REQUEST
Copy out all the lines exactly. Omit pictures.

DATA SUPPLIED
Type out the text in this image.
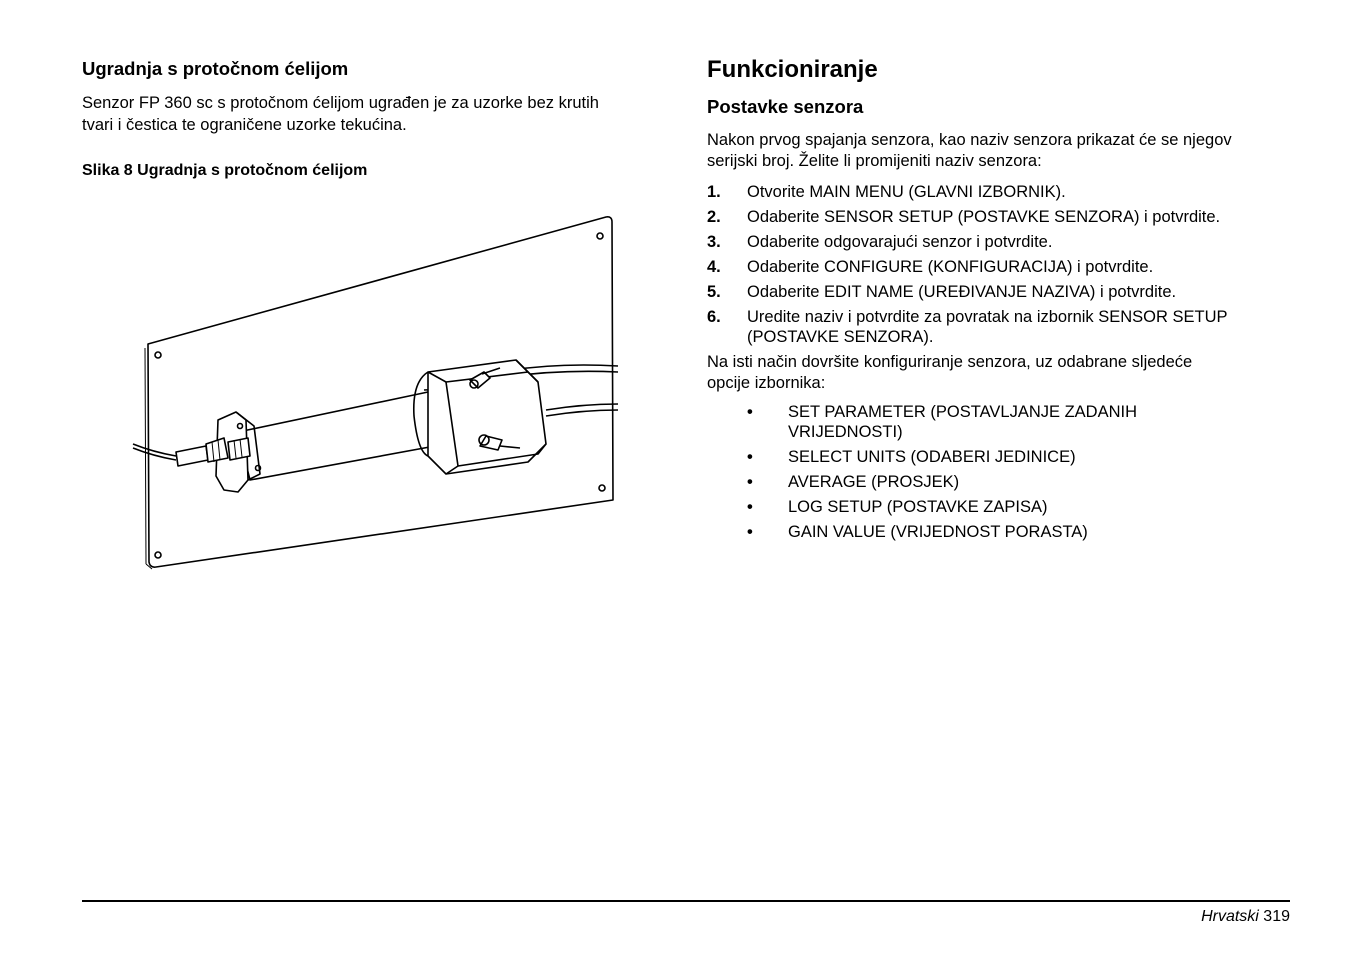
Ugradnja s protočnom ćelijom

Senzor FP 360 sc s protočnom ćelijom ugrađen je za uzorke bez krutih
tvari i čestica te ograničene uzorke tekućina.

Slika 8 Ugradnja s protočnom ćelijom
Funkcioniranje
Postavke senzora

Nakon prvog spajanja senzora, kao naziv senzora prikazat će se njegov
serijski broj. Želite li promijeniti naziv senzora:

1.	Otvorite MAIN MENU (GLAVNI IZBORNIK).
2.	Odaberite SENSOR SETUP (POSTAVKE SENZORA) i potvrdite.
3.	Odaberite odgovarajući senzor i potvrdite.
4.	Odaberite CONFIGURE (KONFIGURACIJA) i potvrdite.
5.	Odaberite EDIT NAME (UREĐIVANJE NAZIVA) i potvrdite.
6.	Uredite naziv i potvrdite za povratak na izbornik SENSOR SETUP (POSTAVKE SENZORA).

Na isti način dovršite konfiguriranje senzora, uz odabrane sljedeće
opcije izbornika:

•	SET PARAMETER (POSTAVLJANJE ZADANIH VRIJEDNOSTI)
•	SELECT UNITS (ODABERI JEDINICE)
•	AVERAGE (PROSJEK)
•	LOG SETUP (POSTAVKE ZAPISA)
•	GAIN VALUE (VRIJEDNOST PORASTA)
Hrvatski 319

RESPONSE TO THIS EXERCISE
Type out the text in this image.
Ugradnja s protočnom ćelijom

Senzor FP 360 sc s protočnom ćelijom ugrađen je za uzorke bez krutih
tvari i čestica te ograničene uzorke tekućina.

Slika 8 Ugradnja s protočnom ćelijom
Funkcioniranje
Postavke senzora

Nakon prvog spajanja senzora, kao naziv senzora prikazat će se njegov
serijski broj. Želite li promijeniti naziv senzora:

1.	Otvorite MAIN MENU (GLAVNI IZBORNIK).
2.	Odaberite SENSOR SETUP (POSTAVKE SENZORA) i potvrdite.
3.	Odaberite odgovarajući senzor i potvrdite.
4.	Odaberite CONFIGURE (KONFIGURACIJA) i potvrdite.
5.	Odaberite EDIT NAME (UREĐIVANJE NAZIVA) i potvrdite.
6.	Uredite naziv i potvrdite za povratak na izbornik SENSOR SETUP (POSTAVKE SENZORA).

Na isti način dovršite konfiguriranje senzora, uz odabrane sljedeće
opcije izbornika:

•	SET PARAMETER (POSTAVLJANJE ZADANIH VRIJEDNOSTI)
•	SELECT UNITS (ODABERI JEDINICE)
•	AVERAGE (PROSJEK)
•	LOG SETUP (POSTAVKE ZAPISA)
•	GAIN VALUE (VRIJEDNOST PORASTA)
Hrvatski 319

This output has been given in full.